* _Given instruction_
Return the lines where the word "所以所求圆" occurs.

* _Supplied data_
────────────────────

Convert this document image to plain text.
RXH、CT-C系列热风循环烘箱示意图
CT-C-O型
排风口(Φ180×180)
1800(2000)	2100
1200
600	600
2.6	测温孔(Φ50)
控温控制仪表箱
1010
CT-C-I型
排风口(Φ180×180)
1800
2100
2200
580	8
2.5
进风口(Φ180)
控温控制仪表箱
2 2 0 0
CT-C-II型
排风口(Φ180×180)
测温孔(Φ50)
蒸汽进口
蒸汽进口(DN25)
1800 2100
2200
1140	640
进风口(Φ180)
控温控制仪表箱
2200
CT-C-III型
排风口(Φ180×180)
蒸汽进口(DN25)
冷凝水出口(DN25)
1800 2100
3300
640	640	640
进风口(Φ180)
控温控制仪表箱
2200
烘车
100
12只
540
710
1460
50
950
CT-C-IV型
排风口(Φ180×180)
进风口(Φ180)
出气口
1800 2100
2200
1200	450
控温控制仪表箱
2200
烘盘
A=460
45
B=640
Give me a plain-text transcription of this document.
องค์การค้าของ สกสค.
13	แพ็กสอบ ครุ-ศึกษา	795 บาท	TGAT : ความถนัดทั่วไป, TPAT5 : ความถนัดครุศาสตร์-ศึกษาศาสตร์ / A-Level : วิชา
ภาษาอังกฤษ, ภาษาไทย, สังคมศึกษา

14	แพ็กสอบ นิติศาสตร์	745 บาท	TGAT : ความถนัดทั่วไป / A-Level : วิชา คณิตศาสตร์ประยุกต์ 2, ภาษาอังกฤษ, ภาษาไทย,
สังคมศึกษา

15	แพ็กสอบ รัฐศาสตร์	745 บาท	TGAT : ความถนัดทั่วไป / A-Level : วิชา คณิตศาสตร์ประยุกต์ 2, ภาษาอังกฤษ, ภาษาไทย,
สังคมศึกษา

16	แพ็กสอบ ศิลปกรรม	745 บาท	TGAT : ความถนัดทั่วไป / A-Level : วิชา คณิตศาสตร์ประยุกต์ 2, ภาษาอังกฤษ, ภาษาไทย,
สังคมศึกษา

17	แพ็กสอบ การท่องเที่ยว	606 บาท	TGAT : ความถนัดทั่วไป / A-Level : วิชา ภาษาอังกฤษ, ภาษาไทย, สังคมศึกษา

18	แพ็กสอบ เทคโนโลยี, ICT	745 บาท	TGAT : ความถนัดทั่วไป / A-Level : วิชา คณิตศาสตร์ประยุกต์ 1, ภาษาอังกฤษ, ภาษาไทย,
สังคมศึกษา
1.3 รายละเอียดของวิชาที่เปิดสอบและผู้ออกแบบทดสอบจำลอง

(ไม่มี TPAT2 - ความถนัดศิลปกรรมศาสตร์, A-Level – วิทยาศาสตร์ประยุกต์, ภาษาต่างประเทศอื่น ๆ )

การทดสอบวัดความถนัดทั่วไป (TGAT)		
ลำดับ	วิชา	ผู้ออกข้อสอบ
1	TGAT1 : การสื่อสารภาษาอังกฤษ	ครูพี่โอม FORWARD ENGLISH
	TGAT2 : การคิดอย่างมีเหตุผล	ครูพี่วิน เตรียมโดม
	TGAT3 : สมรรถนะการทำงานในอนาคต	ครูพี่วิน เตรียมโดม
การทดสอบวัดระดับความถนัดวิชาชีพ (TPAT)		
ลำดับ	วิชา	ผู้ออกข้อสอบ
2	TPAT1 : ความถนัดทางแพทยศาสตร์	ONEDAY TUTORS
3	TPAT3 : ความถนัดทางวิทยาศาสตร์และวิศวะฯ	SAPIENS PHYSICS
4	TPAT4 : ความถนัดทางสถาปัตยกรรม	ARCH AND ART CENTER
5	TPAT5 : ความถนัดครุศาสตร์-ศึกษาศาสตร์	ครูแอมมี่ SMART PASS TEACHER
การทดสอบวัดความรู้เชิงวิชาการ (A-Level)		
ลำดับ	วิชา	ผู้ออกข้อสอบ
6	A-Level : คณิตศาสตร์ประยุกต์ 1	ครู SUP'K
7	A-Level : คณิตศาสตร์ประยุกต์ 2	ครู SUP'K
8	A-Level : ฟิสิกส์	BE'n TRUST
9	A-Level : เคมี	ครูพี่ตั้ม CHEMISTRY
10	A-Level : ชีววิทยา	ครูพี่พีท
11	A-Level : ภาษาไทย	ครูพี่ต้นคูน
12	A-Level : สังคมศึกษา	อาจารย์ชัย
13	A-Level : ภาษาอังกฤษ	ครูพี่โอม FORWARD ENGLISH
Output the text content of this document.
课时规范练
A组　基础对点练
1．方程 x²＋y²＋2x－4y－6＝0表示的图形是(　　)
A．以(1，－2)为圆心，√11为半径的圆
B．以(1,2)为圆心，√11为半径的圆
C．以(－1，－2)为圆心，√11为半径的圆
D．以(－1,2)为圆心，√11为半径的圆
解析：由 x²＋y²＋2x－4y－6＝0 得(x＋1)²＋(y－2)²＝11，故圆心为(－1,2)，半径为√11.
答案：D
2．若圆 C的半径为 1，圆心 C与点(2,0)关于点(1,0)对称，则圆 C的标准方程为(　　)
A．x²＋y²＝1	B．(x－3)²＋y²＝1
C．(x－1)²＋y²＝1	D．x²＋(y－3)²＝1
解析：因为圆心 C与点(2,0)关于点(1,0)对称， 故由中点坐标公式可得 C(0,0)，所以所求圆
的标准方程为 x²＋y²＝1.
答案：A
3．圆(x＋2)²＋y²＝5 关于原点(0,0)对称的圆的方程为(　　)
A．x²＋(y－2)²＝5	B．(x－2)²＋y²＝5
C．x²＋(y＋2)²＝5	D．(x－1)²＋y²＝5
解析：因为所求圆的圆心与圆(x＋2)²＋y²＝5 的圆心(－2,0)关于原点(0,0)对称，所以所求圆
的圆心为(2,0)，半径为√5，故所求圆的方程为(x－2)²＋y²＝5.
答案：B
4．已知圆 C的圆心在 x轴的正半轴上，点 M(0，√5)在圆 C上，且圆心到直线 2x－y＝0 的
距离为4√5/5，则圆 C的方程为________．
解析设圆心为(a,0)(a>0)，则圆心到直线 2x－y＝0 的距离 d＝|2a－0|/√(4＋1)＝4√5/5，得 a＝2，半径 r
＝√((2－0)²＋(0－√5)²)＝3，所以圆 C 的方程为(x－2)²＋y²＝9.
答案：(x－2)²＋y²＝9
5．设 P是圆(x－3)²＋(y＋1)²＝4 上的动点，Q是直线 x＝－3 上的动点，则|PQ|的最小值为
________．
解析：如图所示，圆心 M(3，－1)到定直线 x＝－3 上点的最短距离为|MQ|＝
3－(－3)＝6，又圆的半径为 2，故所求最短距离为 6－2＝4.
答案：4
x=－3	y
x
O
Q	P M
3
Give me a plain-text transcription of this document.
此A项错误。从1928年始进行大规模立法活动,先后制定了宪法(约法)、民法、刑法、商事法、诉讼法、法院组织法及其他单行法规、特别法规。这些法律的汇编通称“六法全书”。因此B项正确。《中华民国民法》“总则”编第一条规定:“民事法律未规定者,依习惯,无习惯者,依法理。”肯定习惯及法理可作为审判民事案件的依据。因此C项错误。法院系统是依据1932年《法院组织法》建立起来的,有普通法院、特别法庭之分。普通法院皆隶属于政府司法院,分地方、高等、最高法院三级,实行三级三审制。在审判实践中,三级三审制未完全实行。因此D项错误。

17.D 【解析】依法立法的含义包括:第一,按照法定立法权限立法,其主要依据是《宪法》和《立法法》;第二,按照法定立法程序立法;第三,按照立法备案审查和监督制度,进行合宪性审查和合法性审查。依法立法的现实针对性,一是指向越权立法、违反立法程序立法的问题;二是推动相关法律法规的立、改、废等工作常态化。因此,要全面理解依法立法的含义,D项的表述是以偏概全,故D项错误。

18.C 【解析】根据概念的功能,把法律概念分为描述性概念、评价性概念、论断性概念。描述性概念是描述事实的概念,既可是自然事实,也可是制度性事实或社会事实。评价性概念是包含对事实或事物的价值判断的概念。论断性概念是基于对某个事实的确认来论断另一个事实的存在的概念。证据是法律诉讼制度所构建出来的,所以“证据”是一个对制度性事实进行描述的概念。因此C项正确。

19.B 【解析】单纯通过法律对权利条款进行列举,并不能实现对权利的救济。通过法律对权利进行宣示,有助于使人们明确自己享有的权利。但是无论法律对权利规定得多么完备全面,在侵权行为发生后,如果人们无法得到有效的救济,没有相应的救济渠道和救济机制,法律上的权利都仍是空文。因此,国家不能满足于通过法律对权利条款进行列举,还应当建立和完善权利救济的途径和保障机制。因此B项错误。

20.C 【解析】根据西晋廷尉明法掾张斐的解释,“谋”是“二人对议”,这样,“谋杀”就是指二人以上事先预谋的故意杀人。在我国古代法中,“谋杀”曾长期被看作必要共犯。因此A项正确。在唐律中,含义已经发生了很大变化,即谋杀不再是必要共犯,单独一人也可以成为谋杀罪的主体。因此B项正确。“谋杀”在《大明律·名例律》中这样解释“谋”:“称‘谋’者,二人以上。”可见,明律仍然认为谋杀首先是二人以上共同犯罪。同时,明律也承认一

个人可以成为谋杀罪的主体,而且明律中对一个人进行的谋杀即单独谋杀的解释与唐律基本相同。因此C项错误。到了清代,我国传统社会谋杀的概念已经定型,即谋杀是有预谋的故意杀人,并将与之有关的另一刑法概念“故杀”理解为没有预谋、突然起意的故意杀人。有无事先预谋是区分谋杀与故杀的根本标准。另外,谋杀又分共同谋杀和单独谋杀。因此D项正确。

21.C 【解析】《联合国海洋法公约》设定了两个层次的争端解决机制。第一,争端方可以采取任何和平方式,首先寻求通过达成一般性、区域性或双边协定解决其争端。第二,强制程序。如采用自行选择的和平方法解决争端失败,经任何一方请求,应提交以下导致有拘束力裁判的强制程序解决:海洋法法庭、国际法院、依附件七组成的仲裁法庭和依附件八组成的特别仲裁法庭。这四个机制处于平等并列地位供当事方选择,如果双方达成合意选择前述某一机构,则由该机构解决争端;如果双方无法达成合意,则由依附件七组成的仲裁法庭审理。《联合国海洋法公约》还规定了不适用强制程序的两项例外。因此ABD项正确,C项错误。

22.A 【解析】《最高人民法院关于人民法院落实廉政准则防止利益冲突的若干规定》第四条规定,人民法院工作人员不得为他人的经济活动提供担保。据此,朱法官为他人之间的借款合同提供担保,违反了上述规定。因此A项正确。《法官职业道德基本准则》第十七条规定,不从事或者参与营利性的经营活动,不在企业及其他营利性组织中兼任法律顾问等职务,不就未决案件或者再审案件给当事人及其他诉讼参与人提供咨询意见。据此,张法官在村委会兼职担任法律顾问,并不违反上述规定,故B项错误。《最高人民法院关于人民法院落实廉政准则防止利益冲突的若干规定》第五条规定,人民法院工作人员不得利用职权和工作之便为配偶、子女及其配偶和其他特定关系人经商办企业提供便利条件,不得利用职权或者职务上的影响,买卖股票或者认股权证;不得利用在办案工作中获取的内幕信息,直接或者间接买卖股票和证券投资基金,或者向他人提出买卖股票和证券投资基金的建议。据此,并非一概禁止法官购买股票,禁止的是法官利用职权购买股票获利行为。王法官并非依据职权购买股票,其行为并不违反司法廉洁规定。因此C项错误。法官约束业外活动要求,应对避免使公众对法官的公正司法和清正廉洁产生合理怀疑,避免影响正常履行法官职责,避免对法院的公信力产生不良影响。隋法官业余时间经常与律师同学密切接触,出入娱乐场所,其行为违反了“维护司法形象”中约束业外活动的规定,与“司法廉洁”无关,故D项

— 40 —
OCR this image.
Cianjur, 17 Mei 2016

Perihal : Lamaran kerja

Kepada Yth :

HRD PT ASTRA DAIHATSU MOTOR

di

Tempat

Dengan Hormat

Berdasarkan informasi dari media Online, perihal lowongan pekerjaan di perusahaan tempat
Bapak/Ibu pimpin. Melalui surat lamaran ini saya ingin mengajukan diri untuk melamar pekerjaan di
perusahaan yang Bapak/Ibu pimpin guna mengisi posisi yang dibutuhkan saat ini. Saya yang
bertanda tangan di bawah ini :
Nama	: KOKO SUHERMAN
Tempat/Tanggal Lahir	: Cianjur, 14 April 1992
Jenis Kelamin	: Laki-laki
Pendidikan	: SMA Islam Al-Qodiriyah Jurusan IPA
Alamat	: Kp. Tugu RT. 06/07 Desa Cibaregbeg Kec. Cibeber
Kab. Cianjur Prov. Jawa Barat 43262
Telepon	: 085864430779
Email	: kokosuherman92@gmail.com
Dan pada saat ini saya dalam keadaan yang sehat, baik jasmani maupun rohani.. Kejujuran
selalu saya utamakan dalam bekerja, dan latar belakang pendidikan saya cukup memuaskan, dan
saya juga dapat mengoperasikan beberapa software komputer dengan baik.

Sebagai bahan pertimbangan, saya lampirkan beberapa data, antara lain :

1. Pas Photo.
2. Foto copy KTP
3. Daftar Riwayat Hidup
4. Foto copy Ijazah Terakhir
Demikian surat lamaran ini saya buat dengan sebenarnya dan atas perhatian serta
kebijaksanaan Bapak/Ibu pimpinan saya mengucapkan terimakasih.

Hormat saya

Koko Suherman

────────────────────

* _Answer in full_
解析：因为圆心 C与点(2,0)关于点(1,0)对称， 故由中点坐标公式可得 C(0,0)，所以所求圆
解析：因为所求圆的圆心与圆(x＋2)²＋y²＝5 的圆心(－2,0)关于原点(0,0)对称，所以所求圆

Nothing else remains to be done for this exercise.